Dataset records
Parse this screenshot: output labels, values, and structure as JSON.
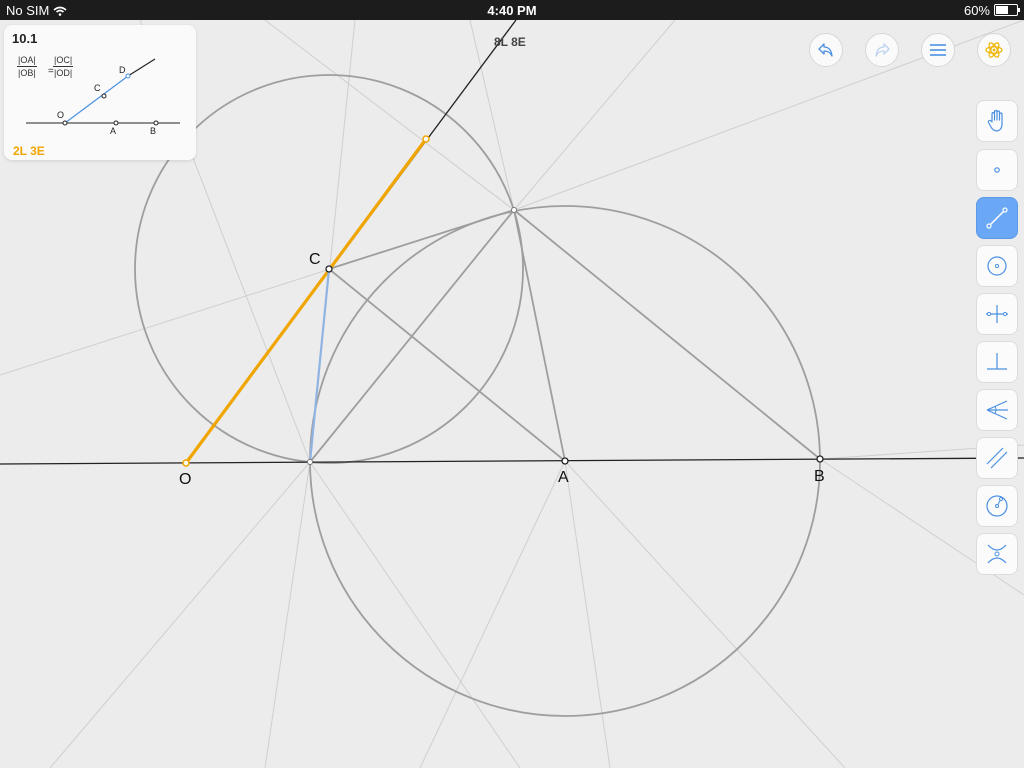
{
  "status_bar": {
    "carrier": "No SIM",
    "time": "4:40 PM",
    "battery": "60%"
  },
  "goal": {
    "level": "10.1",
    "formula": {
      "n1": "|OA|",
      "d1": "|OB|",
      "eq": "=",
      "n2": "|OC|",
      "d2": "|OD|"
    },
    "diagram_labels": {
      "o": "O",
      "a": "A",
      "b": "B",
      "c": "C",
      "d": "D"
    },
    "goal_score": "2L 3E"
  },
  "score": "8L 8E",
  "toolbar_top": [
    "undo-icon",
    "redo-icon",
    "menu-icon",
    "hint-icon"
  ],
  "tools": [
    "hand",
    "point",
    "line",
    "circle",
    "perpendicular-bisector",
    "perpendicular",
    "angle-bisector",
    "parallel",
    "compass",
    "intersect"
  ],
  "active_tool": "line",
  "point_labels": {
    "o": "O",
    "a": "A",
    "b": "B",
    "c": "C"
  },
  "colors": {
    "highlight": "#f0a500",
    "accent": "#4a90e2",
    "construction": "#9e9e9e",
    "guide": "#cfcfcf"
  }
}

#### Problem requirements:
Transcribe every record above exactly as written, leaving out any pictures.

#### Full response:
Parse this screenshot: output labels, values, and structure as JSON.
{
  "status_bar": {
    "carrier": "No SIM",
    "time": "4:40 PM",
    "battery": "60%"
  },
  "goal": {
    "level": "10.1",
    "formula": {
      "n1": "|OA|",
      "d1": "|OB|",
      "eq": "=",
      "n2": "|OC|",
      "d2": "|OD|"
    },
    "diagram_labels": {
      "o": "O",
      "a": "A",
      "b": "B",
      "c": "C",
      "d": "D"
    },
    "goal_score": "2L 3E"
  },
  "score": "8L 8E",
  "toolbar_top": [
    "undo-icon",
    "redo-icon",
    "menu-icon",
    "hint-icon"
  ],
  "tools": [
    "hand",
    "point",
    "line",
    "circle",
    "perpendicular-bisector",
    "perpendicular",
    "angle-bisector",
    "parallel",
    "compass",
    "intersect"
  ],
  "active_tool": "line",
  "point_labels": {
    "o": "O",
    "a": "A",
    "b": "B",
    "c": "C"
  },
  "colors": {
    "highlight": "#f0a500",
    "accent": "#4a90e2",
    "construction": "#9e9e9e",
    "guide": "#cfcfcf"
  }
}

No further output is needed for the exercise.